→ **Your goal**
Extract everything from the beginning of the material down to the line containing "The slot 21 is at (236, 312).", inclusive, and reproduce those lines verbatim. Omit the pictures from your output.

[Start Records to use]

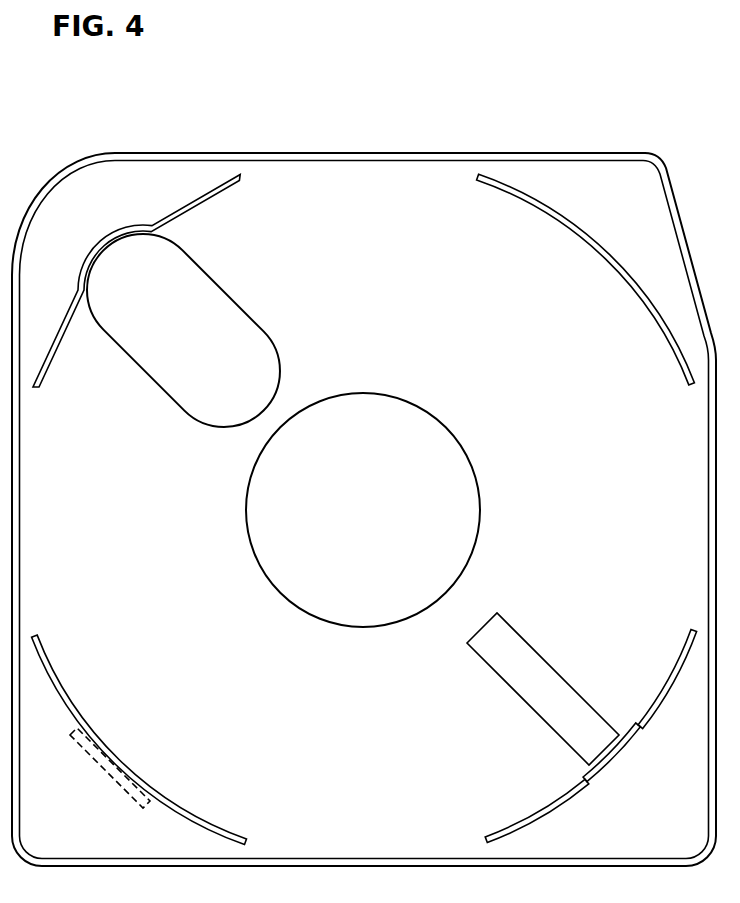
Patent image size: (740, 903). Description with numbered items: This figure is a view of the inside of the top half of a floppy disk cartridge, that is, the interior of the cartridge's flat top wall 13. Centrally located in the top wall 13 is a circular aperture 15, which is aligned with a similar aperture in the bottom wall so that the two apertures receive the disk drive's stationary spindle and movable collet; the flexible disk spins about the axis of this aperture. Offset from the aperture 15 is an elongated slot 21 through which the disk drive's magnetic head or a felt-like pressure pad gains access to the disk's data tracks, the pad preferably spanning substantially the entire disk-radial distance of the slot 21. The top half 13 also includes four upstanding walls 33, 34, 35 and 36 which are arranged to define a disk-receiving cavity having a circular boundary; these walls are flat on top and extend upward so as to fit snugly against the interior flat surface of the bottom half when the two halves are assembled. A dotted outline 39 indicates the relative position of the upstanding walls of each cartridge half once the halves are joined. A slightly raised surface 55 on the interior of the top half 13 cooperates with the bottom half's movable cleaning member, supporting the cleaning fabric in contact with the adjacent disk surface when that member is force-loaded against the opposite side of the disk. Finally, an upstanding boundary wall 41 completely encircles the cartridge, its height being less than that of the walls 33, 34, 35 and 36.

The top wall 13 is at (342, 187).
The upstanding boundary wall 41 is at (197, 157).
The circular aperture 15 is at (437, 427).
The slot 21 is at (236, 312).
The upstanding wall 33 is at (177, 808).
The upstanding wall 34 is at (172, 212).
The upstanding wall 35 is at (603, 253).
The upstanding wall 36 is at (570, 795).
The raised surface 55 is at (532, 663).
The dotted outline 39 is at (120, 779).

[End Records to use]

→ **Answer for this exercise**
Patent image size: (740, 903). Description with numbered items: This figure is a view of the inside of the top half of a floppy disk cartridge, that is, the interior of the cartridge's flat top wall 13. Centrally located in the top wall 13 is a circular aperture 15, which is aligned with a similar aperture in the bottom wall so that the two apertures receive the disk drive's stationary spindle and movable collet; the flexible disk spins about the axis of this aperture. Offset from the aperture 15 is an elongated slot 21 through which the disk drive's magnetic head or a felt-like pressure pad gains access to the disk's data tracks, the pad preferably spanning substantially the entire disk-radial distance of the slot 21. The top half 13 also includes four upstanding walls 33, 34, 35 and 36 which are arranged to define a disk-receiving cavity having a circular boundary; these walls are flat on top and extend upward so as to fit snugly against the interior flat surface of the bottom half when the two halves are assembled. A dotted outline 39 indicates the relative position of the upstanding walls of each cartridge half once the halves are joined. A slightly raised surface 55 on the interior of the top half 13 cooperates with the bottom half's movable cleaning member, supporting the cleaning fabric in contact with the adjacent disk surface when that member is force-loaded against the opposite side of the disk. Finally, an upstanding boundary wall 41 completely encircles the cartridge, its height being less than that of the walls 33, 34, 35 and 36.

The top wall 13 is at (342, 187).
The upstanding boundary wall 41 is at (197, 157).
The circular aperture 15 is at (437, 427).
The slot 21 is at (236, 312).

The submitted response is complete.